* **Excerpted text**
>>

Q: I told you. You’re dead. This is the afterlife. And I’m God.

Jean-Luc Picard: No… I am not dead. Because I refuse to believe that the afterlife is run by you. The universe is not so badly designed.

Introduction

“Tapestry” is “It’s a Wonderful Life”, TNG-style, except, instead of having an incompetent, bumbling guardian angel you are stuck with a psychopathic trickster with God-like powers. This has already gotten better.

These are your best friends?? Why do we never see them again?

These are your best friends?? Why do we never see them again?

This episode explores the idea that there are pivotal moments in your life that set you on a path irreparably. In Doctor Who, The Doctor refers to these as “fixed moments in time.” He couldn’t stop the destruction of Pompeii because it was a fixed moment in time. He could, however, save one family from the fires and then regenerate into the father of that family in 2014.

Picard is being given the chance to go back and change that fixed point in time. He regretted what choices he made in that instance and he has a chance to go back, putting things right that once went wrong and hoping each time that his next leap will be the leap home. Oh wait, wrong Enterprise captain.

Jean-Luc Picard

Jean-Luc Picard is one of my absolute, all-time favorite characters in anything. I have said before that I feel like Picard is the mentor/boss/father figure everyone wishes they had. He commands respect, but he still has a sense of humor.

Who would have thought anyone would be so happy to be stabbed?

Who would have thought anyone would be so happy to be stabbed?

One reason he is such a compelling character is because he has made mistakes. In “The First Duty” he and Boothby talk about some mistake he made as a cadet that is never elaborated on. He talks about how he was a thoughtless and reckless young man. Making mistakes as a young man formed the wise man we see today.

There is so much emphasis in our society on prodigies. We are enamored with the idea of people who have preternatural gifts that allow them to effortlessly float through problems most people find difficult.

We do not fundamentally respect experience. If someone fails at something, we write them off and never give them another chance again. This is not a good attitude to have. Failure is one of the best teachers there is. We do not allow people in our society to fail. Everyone gets a ribbon in the science fair. Everyone is special, which is the same as saying no one is.

I have had my fair share of failures in my life. Each and every one of them taught me something. One reason this episode spoke so much to me was because I have thought about if I was given the chance to go back in time and change one of my fixed points in time if I would. I would not. If I went back and changed anything, it would just delay the inevitable. I would have not learned the lesson I needed to from that failure and I would have had it later when it was harder to recover from.

I don’t necessarily buy that Picard would have become a science lieutenant if he hadn’t been stabbed, but it did get the point across to Picard that these mistakes were part of the tapestry of his life. His mistakes were woven into the fabric of who he is and if you pull one thread the whole piece comes unravelled.

Q

Q is one of the best characters in Star Trek and this is one of the best episodes he appears in.

When we are introduced to Q in “Encounter at Farpoint” he is putting humanity on trial. He decided that we were not ready to interact with the larger universe. We had to prove to him that we were.

I push humanity forward.

I push humanity forward.

All of the best Q stories come from this base idea. I think some of the writers don’t fundamentally understand the kernel of Q’s essence, as evidenced by the abortion they did to the character in his appearances on Voyager.

Q is compelling because he challenges the nature of who we are. He has God-like powers, but they are best used when he forces you into a situation you are uncomfortable with and forces a change on you.

<<

* **Recorded information**
>>

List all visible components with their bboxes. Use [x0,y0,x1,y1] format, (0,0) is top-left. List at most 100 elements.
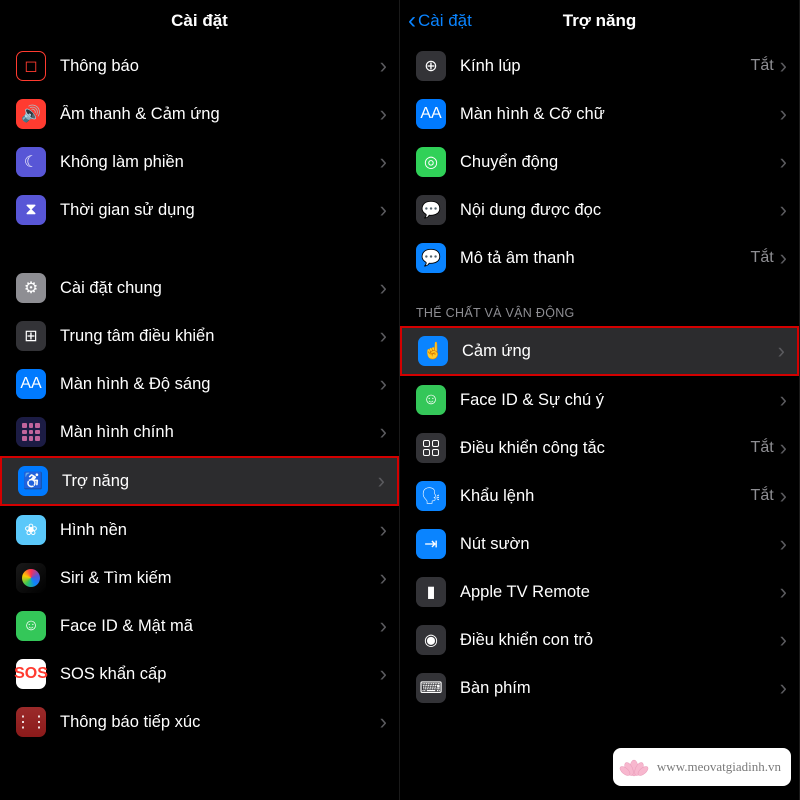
row-hourglass[interactable]: ⧗Thời gian sử dụng› [0,186,399,234]
row-faceid[interactable]: ☺Face ID & Mật mã› [0,602,399,650]
row-label: Không làm phiền [60,153,380,172]
chevron-right-icon: › [380,663,387,685]
row-label: Mô tả âm thanh [460,249,751,268]
chevron-right-icon: › [380,103,387,125]
settings-list[interactable]: ◻Thông báo›🔊Âm thanh & Cảm ứng›☾Không là… [0,42,399,800]
row-label: Thời gian sử dụng [60,201,380,220]
wallpaper-icon: ❀ [16,515,46,545]
chevron-right-icon: › [780,677,787,699]
audiodesc-icon: 💬 [416,243,446,273]
chevron-right-icon: › [780,199,787,221]
row-label: Nội dung được đọc [460,201,780,220]
back-label: Cài đặt [418,11,472,31]
row-pointer[interactable]: ◉ Điều khiển con trỏ› [400,616,799,664]
row-wallpaper[interactable]: ❀ Hình nền› [0,506,399,554]
row-label: Thông báo [60,57,380,76]
row-accessibility[interactable]: ♿Trợ năng› [0,456,399,506]
row-label: Điều khiển công tắc [460,439,751,458]
chevron-right-icon: › [778,340,785,362]
page-title: Cài đặt [171,11,228,31]
chevron-right-icon: › [780,103,787,125]
row-label: Nút sườn [460,535,780,554]
row-sound[interactable]: 🔊Âm thanh & Cảm ứng› [0,90,399,138]
pointer-icon: ◉ [416,625,446,655]
lotus-icon [619,750,649,787]
siri-icon [16,563,46,593]
chevron-right-icon: › [780,581,787,603]
keyboard-icon: ⌨ [416,673,446,703]
left-header: Cài đặt [0,0,399,42]
row-label: SOS khẩn cấp [60,665,380,684]
row-spoken[interactable]: 💬Nội dung được đọc› [400,186,799,234]
row-status: Tắt [751,57,774,75]
row-textsize[interactable]: AAMàn hình & Cỡ chữ› [400,90,799,138]
row-label: Màn hình chính [60,423,380,442]
voice-icon: 🗣 [416,481,446,511]
row-keyboard[interactable]: ⌨ Bàn phím› [400,664,799,712]
magnifier-icon: ⊕ [416,51,446,81]
switch-icon [416,433,446,463]
page-title: Trợ năng [563,11,636,31]
watermark-badge: www.meovatgiadinh.vn [613,748,791,786]
chevron-right-icon: › [380,615,387,637]
row-faceid[interactable]: ☺Face ID & Sự chú ý› [400,376,799,424]
chevron-right-icon: › [380,55,387,77]
accessibility-panel: ‹ Cài đặt Trợ năng ⊕Kính lúpTắt›AAMàn hì… [400,0,800,800]
row-label: Cảm ứng [462,342,778,361]
row-voice[interactable]: 🗣Khẩu lệnhTắt› [400,472,799,520]
chevron-right-icon: › [380,711,387,733]
chevron-right-icon: › [380,421,387,443]
row-gear[interactable]: ⚙Cài đặt chung› [0,264,399,312]
sound-icon: 🔊 [16,99,46,129]
row-label: Cài đặt chung [60,279,380,298]
row-notification-outline[interactable]: ◻Thông báo› [0,42,399,90]
row-siri[interactable]: Siri & Tìm kiếm› [0,554,399,602]
chevron-right-icon: › [780,629,787,651]
row-label: Điều khiển con trỏ [460,631,780,650]
section-header-physical: THỂ CHẤT VÀ VẬN ĐỘNG [400,282,799,326]
row-label: Khẩu lệnh [460,487,751,506]
row-label: Siri & Tìm kiếm [60,569,380,588]
row-display[interactable]: AAMàn hình & Độ sáng› [0,360,399,408]
sidebutton-icon: ⇥ [416,529,446,559]
row-moon[interactable]: ☾Không làm phiền› [0,138,399,186]
row-label: Thông báo tiếp xúc [60,713,380,732]
faceid-icon: ☺ [416,385,446,415]
chevron-left-icon: ‹ [408,9,416,33]
row-label: Chuyển động [460,153,780,172]
chevron-right-icon: › [780,55,787,77]
chevron-right-icon: › [780,485,787,507]
chevron-right-icon: › [380,519,387,541]
accessibility-icon: ♿ [18,466,48,496]
chevron-right-icon: › [780,533,787,555]
row-status: Tắt [751,249,774,267]
row-toggle[interactable]: ⊞Trung tâm điều khiển› [0,312,399,360]
row-switch[interactable]: Điều khiển công tắcTắt › [400,424,799,472]
back-button[interactable]: ‹ Cài đặt [408,0,472,42]
row-label: Face ID & Mật mã [60,617,380,636]
sos-icon: SOS [16,659,46,689]
row-touch[interactable]: ☝Cảm ứng› [400,326,799,376]
row-label: Bàn phím [460,679,780,698]
grid-icon [16,417,46,447]
row-label: Màn hình & Độ sáng [60,375,380,394]
row-audiodesc[interactable]: 💬Mô tả âm thanhTắt› [400,234,799,282]
chevron-right-icon: › [380,277,387,299]
chevron-right-icon: › [380,373,387,395]
row-magnifier[interactable]: ⊕Kính lúpTắt› [400,42,799,90]
row-exposure[interactable]: ⋮⋮Thông báo tiếp xúc› [0,698,399,746]
row-label: Hình nền [60,521,380,540]
chevron-right-icon: › [378,470,385,492]
row-status: Tắt [751,439,774,457]
row-grid[interactable]: Màn hình chính› [0,408,399,456]
row-remote[interactable]: ▮Apple TV Remote› [400,568,799,616]
row-label: Face ID & Sự chú ý [460,391,780,410]
right-header: ‹ Cài đặt Trợ năng [400,0,799,42]
chevron-right-icon: › [780,437,787,459]
row-sidebutton[interactable]: ⇥ Nút sườn› [400,520,799,568]
accessibility-list[interactable]: ⊕Kính lúpTắt›AAMàn hình & Cỡ chữ›◎Chuyển… [400,42,799,800]
row-sos[interactable]: SOS SOS khẩn cấp› [0,650,399,698]
remote-icon: ▮ [416,577,446,607]
row-motion[interactable]: ◎Chuyển động› [400,138,799,186]
motion-icon: ◎ [416,147,446,177]
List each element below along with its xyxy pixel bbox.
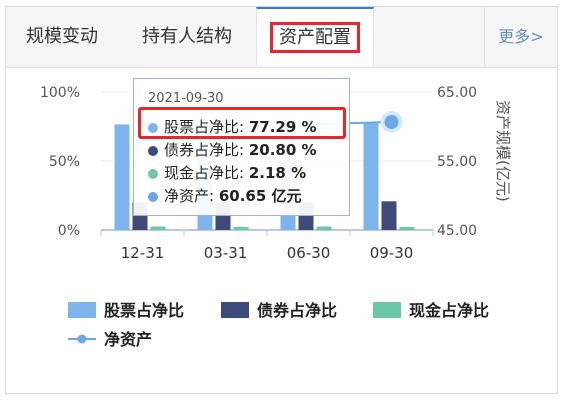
legend-label: 现金占净比 xyxy=(409,301,490,320)
bar-cash xyxy=(150,226,166,230)
bar-cash xyxy=(399,226,415,230)
tooltip-date: 2021-09-30 xyxy=(148,91,224,106)
y-left-tick-label: 0% xyxy=(58,223,80,239)
legend-label: 股票占净比 xyxy=(104,301,185,320)
bar-stock xyxy=(363,123,379,230)
tooltip-row-bond: 债券占净比: 20.80 % xyxy=(148,139,317,160)
y-right-tick-label: 65.00 xyxy=(437,85,477,101)
tooltip-highlight-box xyxy=(138,107,346,139)
legend-net[interactable]: 净资产 xyxy=(68,326,152,350)
y-right-tick-label: 45.00 xyxy=(437,223,477,239)
x-tick-label: 12-31 xyxy=(121,244,165,262)
legend-stock-swatch xyxy=(68,302,96,318)
chart-tooltip: 2021-09-30 股票占净比: 77.29 % 债券占净比: 20.80 %… xyxy=(133,78,350,216)
legend-cash[interactable]: 现金占净比 xyxy=(373,297,489,321)
tooltip-label: 净资产: xyxy=(164,187,215,205)
cash-dot-icon xyxy=(148,168,158,179)
x-tick-label: 06-30 xyxy=(287,244,331,262)
bar-stock xyxy=(114,124,130,230)
bar-cash xyxy=(316,226,332,230)
legend-bond[interactable]: 债券占净比 xyxy=(221,297,337,321)
legend-net-line-icon xyxy=(68,334,96,344)
net-dot-icon xyxy=(148,191,158,202)
legend-cash-swatch xyxy=(373,302,401,318)
y-right-axis-title: 资产规模(亿元) xyxy=(494,100,512,202)
net-asset-point xyxy=(384,115,399,130)
legend-bond-swatch xyxy=(221,302,249,318)
legend-label: 债券占净比 xyxy=(257,301,338,320)
legend-label: 净资产 xyxy=(104,330,153,349)
y-left-tick-label: 50% xyxy=(49,154,80,170)
y-left-tick-label: 100% xyxy=(40,85,80,101)
tooltip-value: 20.80 % xyxy=(248,141,317,159)
bar-bond xyxy=(381,201,397,230)
x-tick-label: 03-31 xyxy=(204,244,248,262)
bond-dot-icon xyxy=(148,145,158,156)
tooltip-value: 60.65 亿元 xyxy=(218,187,302,205)
legend-stock[interactable]: 股票占净比 xyxy=(68,297,184,321)
tooltip-label: 现金占净比: xyxy=(164,164,245,182)
tooltip-value: 2.18 % xyxy=(248,164,307,182)
bar-cash xyxy=(233,226,249,230)
tooltip-row-net: 净资产: 60.65 亿元 xyxy=(148,185,302,206)
y-right-tick-label: 55.00 xyxy=(437,154,477,170)
tooltip-label: 债券占净比: xyxy=(164,141,245,159)
x-tick-label: 09-30 xyxy=(370,244,414,262)
tooltip-row-cash: 现金占净比: 2.18 % xyxy=(148,162,306,183)
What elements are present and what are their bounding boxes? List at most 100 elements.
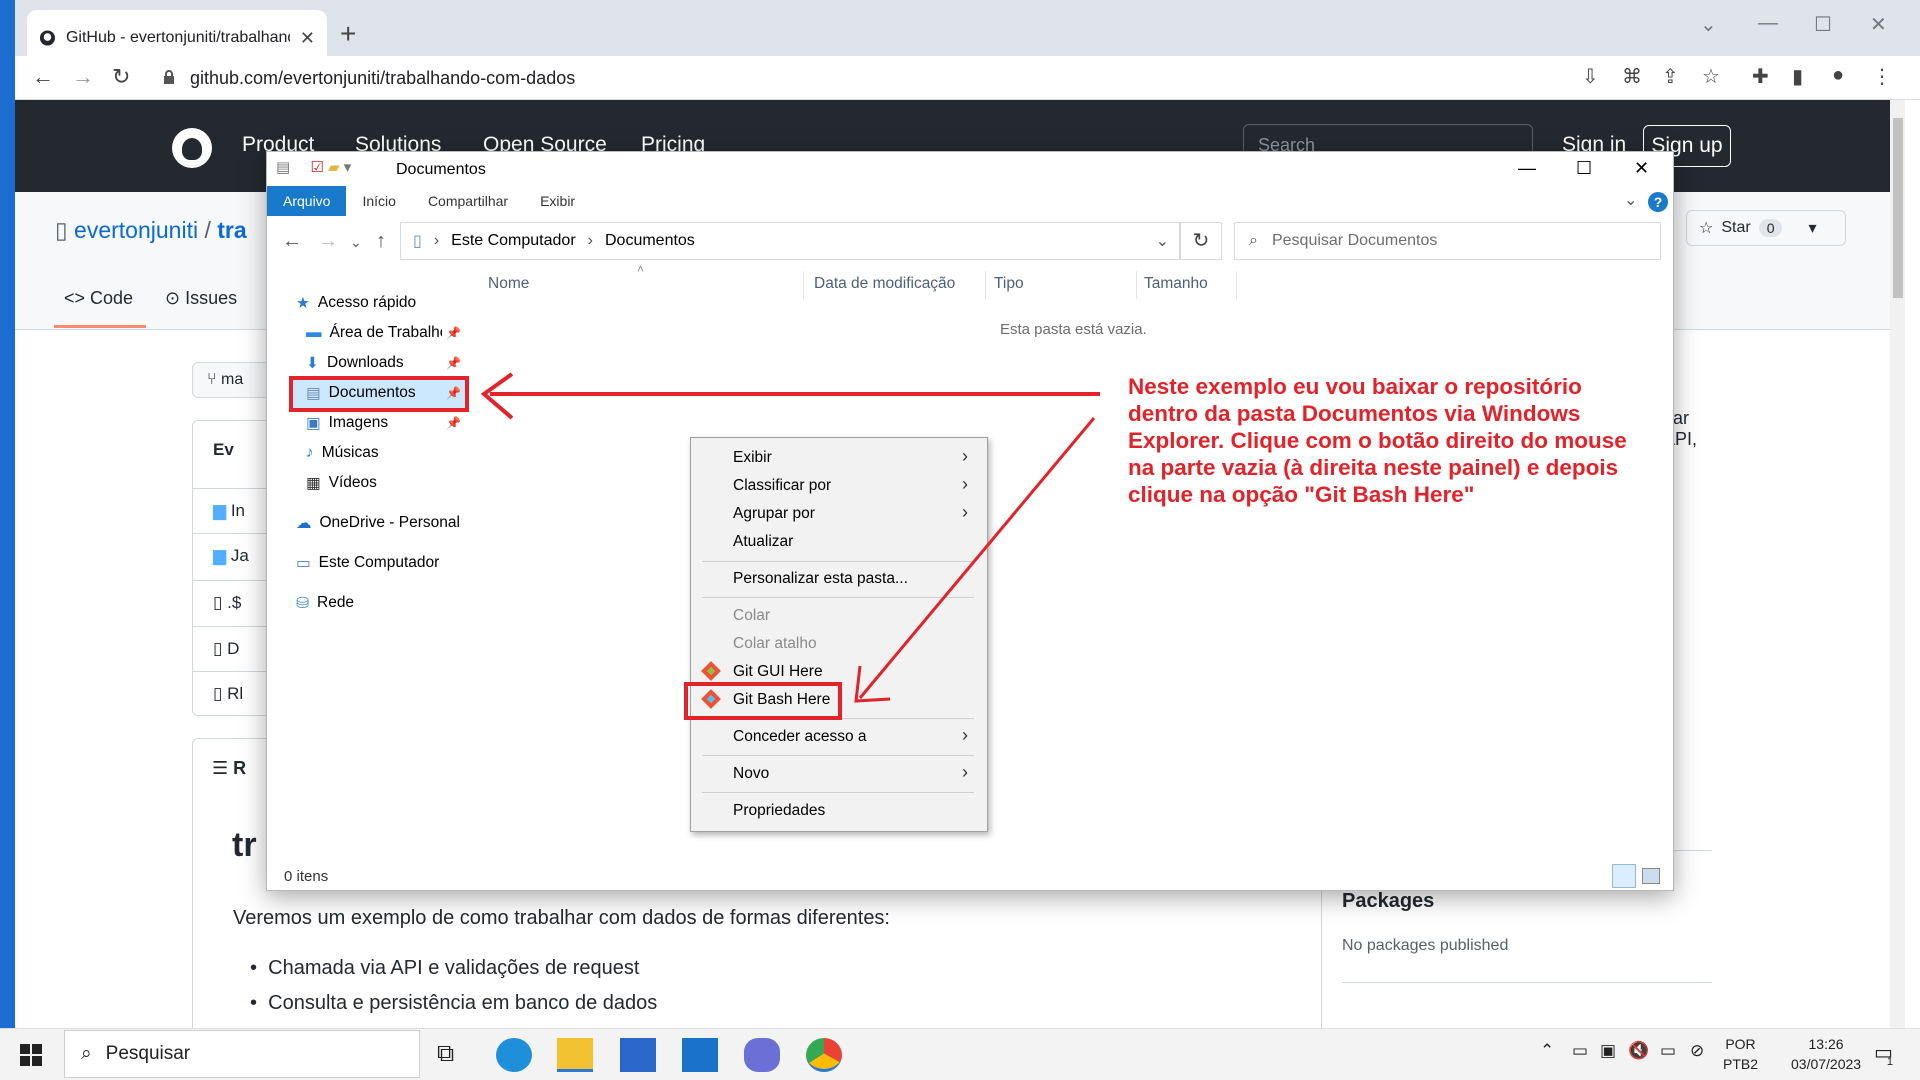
file-name[interactable]: Ja bbox=[231, 546, 249, 565]
chrome-icon[interactable] bbox=[806, 1038, 842, 1072]
repo-title[interactable]: ▯ evertonjuniti / tra bbox=[55, 217, 247, 244]
column-name[interactable]: Nome bbox=[488, 275, 529, 293]
breadcrumb-chevron-icon[interactable]: › bbox=[588, 232, 593, 250]
nav-images[interactable]: ▣ Imagens bbox=[306, 410, 388, 436]
explorer-search-input[interactable]: ⌕ Pesquisar Documentos bbox=[1234, 222, 1661, 260]
column-separator[interactable] bbox=[1236, 271, 1237, 299]
explorer-minimize-icon[interactable]: — bbox=[1518, 158, 1536, 179]
clock[interactable]: 13:26 03/07/2023 bbox=[1791, 1034, 1861, 1074]
file-name[interactable]: Rl bbox=[227, 684, 243, 703]
tab-code[interactable]: <> Code bbox=[64, 288, 133, 309]
explorer-forward-icon[interactable]: → bbox=[318, 230, 338, 253]
back-icon[interactable]: ← bbox=[32, 64, 54, 90]
mail-icon[interactable] bbox=[682, 1038, 718, 1072]
maximize-icon[interactable]: ☐ bbox=[1814, 12, 1832, 37]
nav-videos[interactable]: ▦ Vídeos bbox=[306, 470, 377, 496]
close-window-icon[interactable]: ✕ bbox=[1870, 12, 1887, 37]
breadcrumb-this-pc[interactable]: Este Computador bbox=[451, 232, 576, 250]
nav-downloads[interactable]: ⬇ Downloads bbox=[306, 350, 404, 376]
readme-header[interactable]: ☰ R bbox=[212, 758, 246, 779]
help-icon[interactable]: ? bbox=[1648, 192, 1668, 212]
menu-item-give-access[interactable]: Conceder acesso a bbox=[733, 728, 867, 746]
tab-close-icon[interactable]: ✕ bbox=[300, 28, 315, 49]
new-folder-icon[interactable]: ▰ bbox=[328, 159, 340, 176]
breadcrumb-chevron-icon[interactable]: › bbox=[434, 232, 439, 250]
menu-item-properties[interactable]: Propriedades bbox=[733, 802, 825, 820]
task-view-icon[interactable]: ⧉ bbox=[437, 1040, 454, 1068]
file-name[interactable]: In bbox=[231, 501, 245, 520]
address-dropdown-icon[interactable]: ⌄ bbox=[1156, 231, 1169, 251]
file-name[interactable]: D bbox=[227, 639, 239, 658]
explorer-close-icon[interactable]: ✕ bbox=[1634, 158, 1649, 179]
properties-icon[interactable]: ▤ bbox=[276, 159, 290, 176]
menu-icon[interactable]: ⋮ bbox=[1872, 64, 1892, 89]
speaker-muted-icon[interactable]: 🔇 bbox=[1628, 1041, 1649, 1061]
tray-chevron-icon[interactable]: ⌃ bbox=[1540, 1041, 1554, 1061]
side-panel-icon[interactable]: ▮ bbox=[1792, 64, 1803, 89]
column-separator[interactable] bbox=[803, 271, 804, 299]
column-separator[interactable] bbox=[1136, 271, 1137, 299]
explorer-maximize-icon[interactable]: ☐ bbox=[1576, 158, 1592, 179]
quick-access-toolbar[interactable]: ▤ ☑ ▰ ▾ bbox=[276, 158, 351, 176]
qa-dropdown-icon[interactable]: ▾ bbox=[344, 159, 352, 176]
store-icon[interactable] bbox=[620, 1038, 656, 1072]
ribbon-tab-inicio[interactable]: Início bbox=[346, 186, 411, 216]
nav-desktop[interactable]: ▬ Área de Trabalho bbox=[306, 320, 442, 346]
reload-icon[interactable]: ↻ bbox=[112, 64, 130, 90]
ribbon-expand-icon[interactable]: ⌄ bbox=[1624, 190, 1637, 210]
file-name[interactable]: .$ bbox=[227, 593, 241, 612]
nav-music[interactable]: ♪ Músicas bbox=[306, 440, 379, 466]
language-indicator[interactable]: POR PTB2 bbox=[1723, 1034, 1758, 1074]
repo-name[interactable]: tra bbox=[217, 217, 246, 243]
address-bar[interactable]: github.com/evertonjuniti/trabalhando-com… bbox=[150, 62, 1550, 94]
install-icon[interactable]: ⇩ bbox=[1582, 64, 1599, 89]
breadcrumb-documents[interactable]: Documentos bbox=[605, 232, 695, 250]
translate-icon[interactable]: ⌘ bbox=[1622, 64, 1642, 89]
explorer-back-icon[interactable]: ← bbox=[282, 230, 302, 253]
menu-item-new[interactable]: Novo bbox=[733, 765, 769, 783]
page-scrollbar-thumb[interactable] bbox=[1893, 118, 1903, 298]
pin-icon[interactable]: 📌 bbox=[446, 326, 461, 340]
notifications-icon[interactable]: ▭1 bbox=[1874, 1040, 1899, 1068]
windows-start-icon[interactable] bbox=[20, 1044, 42, 1066]
star-button[interactable]: ☆ Star 0 ▾ bbox=[1686, 210, 1846, 246]
forward-icon[interactable]: → bbox=[72, 64, 94, 90]
tab-search-icon[interactable]: ⌄ bbox=[1700, 12, 1717, 37]
up-icon[interactable]: ↑ bbox=[376, 230, 386, 253]
explorer-address-bar[interactable]: ▯ › Este Computador › Documentos ⌄ bbox=[400, 222, 1180, 260]
camera-icon[interactable]: ▣ bbox=[1600, 1041, 1616, 1061]
share-icon[interactable]: ⇪ bbox=[1662, 64, 1679, 89]
minimize-icon[interactable]: — bbox=[1758, 12, 1778, 35]
nav-onedrive[interactable]: ☁ OneDrive - Personal bbox=[296, 510, 460, 536]
edge-icon[interactable] bbox=[496, 1038, 532, 1072]
profile-icon[interactable]: ● bbox=[1832, 64, 1844, 87]
ribbon-tab-arquivo[interactable]: Arquivo bbox=[267, 186, 347, 216]
star-dropdown-icon[interactable]: ▾ bbox=[1808, 218, 1816, 238]
column-size[interactable]: Tamanho bbox=[1144, 275, 1208, 293]
file-explorer-icon[interactable] bbox=[557, 1038, 593, 1072]
large-icons-view-icon[interactable] bbox=[1642, 868, 1660, 884]
details-view-icon[interactable] bbox=[1612, 864, 1636, 888]
column-separator[interactable] bbox=[985, 271, 986, 299]
nav-quick-access[interactable]: ★ Acesso rápido bbox=[296, 290, 416, 316]
ribbon-tab-exibir[interactable]: Exibir bbox=[524, 186, 591, 216]
battery-icon[interactable]: ▭ bbox=[1572, 1041, 1588, 1061]
copilot-icon[interactable] bbox=[744, 1038, 780, 1072]
ribbon-tab-compartilhar[interactable]: Compartilhar bbox=[412, 186, 524, 216]
bookmark-star-icon[interactable]: ☆ bbox=[1702, 64, 1720, 89]
column-date-modified[interactable]: Data de modificação bbox=[814, 275, 955, 293]
explorer-refresh-icon[interactable]: ↻ bbox=[1180, 222, 1222, 260]
checkbox-icon[interactable]: ☑ bbox=[310, 159, 323, 176]
display-icon[interactable]: ▭ bbox=[1660, 1041, 1676, 1061]
network-status-icon[interactable]: ⊘ bbox=[1690, 1041, 1704, 1061]
tab-issues[interactable]: ⊙ Issues bbox=[165, 288, 237, 309]
repo-owner[interactable]: evertonjuniti bbox=[74, 217, 198, 243]
column-type[interactable]: Tipo bbox=[994, 275, 1024, 293]
pin-icon[interactable]: 📌 bbox=[446, 356, 461, 370]
taskbar-search[interactable]: ⌕ Pesquisar bbox=[64, 1030, 420, 1078]
nav-network[interactable]: ⛁ Rede bbox=[296, 590, 354, 616]
pin-icon[interactable]: 📌 bbox=[446, 416, 461, 430]
new-tab-button[interactable]: + bbox=[340, 18, 356, 50]
recent-locations-icon[interactable]: ⌄ bbox=[350, 234, 362, 251]
extensions-icon[interactable]: ✚ bbox=[1752, 64, 1769, 89]
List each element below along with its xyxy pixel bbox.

<<

* **Requirements**
a – In the review of the Star Trek episode "Tapestry," which episode introduces Q as he puts humanity on trial?
b – Translate this sentence from the review of "Tapestry" into Spanish: "Failure is one of the best teachers there is."
c – Carry on the review of the "Tapestry" episode from its last sentence, keeping to its voice and its section on Q.

* **Answers to the tasks**
a – "Encounter at Farpoint"

b – El fracaso es uno de los mejores maestros que existen.

c –
The silly Q episodes like “Q-Pid” could have just as easily been holodeck episodes.

Each race on Star Trek that has become successful represents some aspect of humanity reflected back at us in a way that we can explore it. The Ferengi were a failed race until Deep Space Nine when they figure out that what made the Ferengi tick was capitalism. This was a deep and rich vein to be mined for stories and it is rather painful to go back and see episodes of TNG before they figured that out.

Q and the Q Continuum, to me at least, represent our collective unconscious. I mean that in our feel that there are things that are larger and greater than we are. We are fundamentally all connected and we have stories and themes that universally speak to all of us. There are dark aspects of ourselves that we do not like to examine. Q forces those aspects out into the light and makes you deal with them. Picard worries that he flew too close to the sun and will burn himself out early because he wasn’t more prudent as a young man. Q forces him to confront that fear and to realize that just being alive isn’t the same as living.

Do you want to make a contract??

Do you want to make a contract??

Picard inadvertently made something of a Faustian bargain. He traded some of the end of his life for distinction and success earlier on. Generally in fiction Faustian bargains are portrayed as bad or evil. People trade their lives for power, power corrupts, and they descend into a personal hell.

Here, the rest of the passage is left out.